It's not just the dancing that's awful. My PE teacher literally made us make eye contact and bow/curtsy to each other. It's so awkward and sweaty. Everyone wears sweatshirts so they can pull their sleeves over their hands and avoid making direct skin to skin contact. Ok that sounded weird but you know what I'm taking about.

My friend danced with a guys who's notorious for jacking off to feet stuff and later she touched me with her sweatshirt sleeves. Honestly it was disgusting, because unfortunately, I knew exactly where those hands had been. I actually have a guy friend in the class but we don't get to choose our partners, surprise surprise. Oh yeah, I may want to mark my story as mature. I don't know if saying jack off or shit counts as mature. Probably though. What else can I say about my boring life.

DATASET:
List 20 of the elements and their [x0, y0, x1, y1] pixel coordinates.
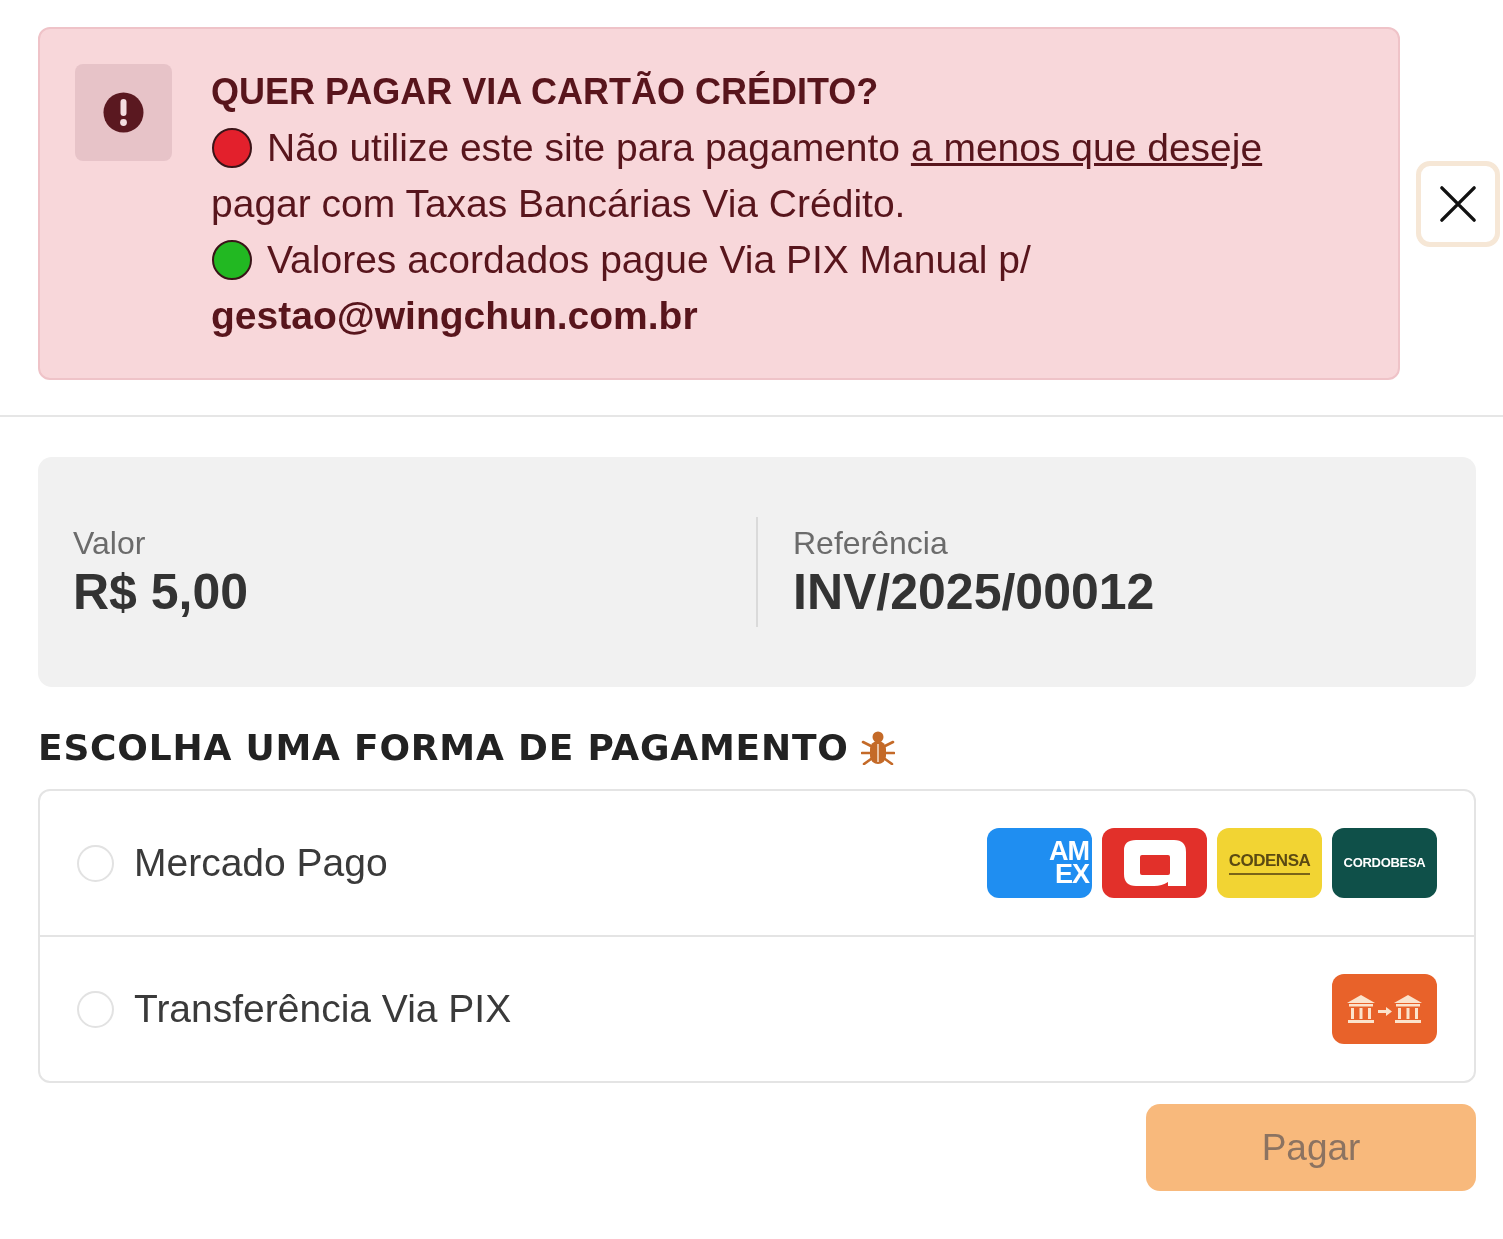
- field-value: INV/2025/00012: [793, 563, 1156, 621]
- logo-text: EX: [1054, 863, 1089, 886]
- alert-icon: [75, 64, 172, 161]
- radio-button[interactable]: [77, 990, 114, 1028]
- close-icon: [1439, 184, 1477, 223]
- logo-text: CORDOBESA: [1343, 855, 1426, 871]
- logo-text: CODENSA: [1228, 851, 1311, 875]
- section-heading: ESCOLHA UMA FORMA DE PAGAMENTO: [38, 726, 849, 768]
- field-label: Referência: [793, 524, 949, 563]
- alert-link[interactable]: a menos que deseje: [910, 126, 1263, 169]
- logo-text: AM: [1049, 840, 1089, 863]
- radio-button[interactable]: [77, 844, 114, 882]
- close-button[interactable]: [1416, 160, 1500, 247]
- option-label[interactable]: Transferência Via PIX: [134, 987, 1332, 1031]
- option-label[interactable]: Mercado Pago: [134, 841, 987, 885]
- alert-title: QUER PAGAR VIA CARTÃO CRÉDITO?: [211, 70, 880, 114]
- field-value: R$ 5,00: [73, 563, 250, 621]
- field-label: Valor: [73, 524, 147, 563]
- bug-icon: [860, 729, 895, 765]
- alert-text: Valores acordados pague Via PIX Manual p/ gestao@wingchun.com.br: [211, 238, 1031, 337]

TASKS TO COMPLETE:
1. Reproduce the stretch from "It's not just" through "I'm taking about." from the PE class story, word for word.
2. Can you rewrite the entries from the line that contains "- field-value: INV/2025/00012: [793, 563, 1156, 621]" through the line that contains "- option-label[interactable]: Transferência", both included, as a JSON list of strings with one string per line and blank lines left out?

RESPONSES:
1.
It's not just the dancing that's awful. My PE teacher literally made us make eye contact and bow/curtsy to each other. It's so awkward and sweaty. Everyone wears sweatshirts so they can pull their sleeves over their hands and avoid making direct skin to skin contact. Ok that sounded weird but you know what I'm taking about.

2.
[
  "- field-value: INV/2025/00012: [793, 563, 1156, 621]",
  "- logo-text: EX: [1054, 863, 1089, 886]",
  "- alert-icon: [75, 64, 172, 161]",
  "- radio-button[interactable]: [77, 990, 114, 1028]",
  "- close-icon: [1439, 184, 1477, 223]",
  "- logo-text: CORDOBESA: [1343, 855, 1426, 871]",
  "- logo-text: CODENSA: [1228, 851, 1311, 875]",
  "- section-heading: ESCOLHA UMA FORMA DE PAGAMENTO: [38, 726, 849, 768]",
  "- field-label: Referência: [793, 524, 949, 563]",
  "- alert-link[interactable]: a menos que deseje: [910, 126, 1263, 169]",
  "- logo-text: AM: [1049, 840, 1089, 863]",
  "- radio-button[interactable]: [77, 844, 114, 882]",
  "- close-button[interactable]: [1416, 160, 1500, 247]",
  "- option-label[interactable]: Transferência Via PIX: [134, 987, 1332, 1031]"
]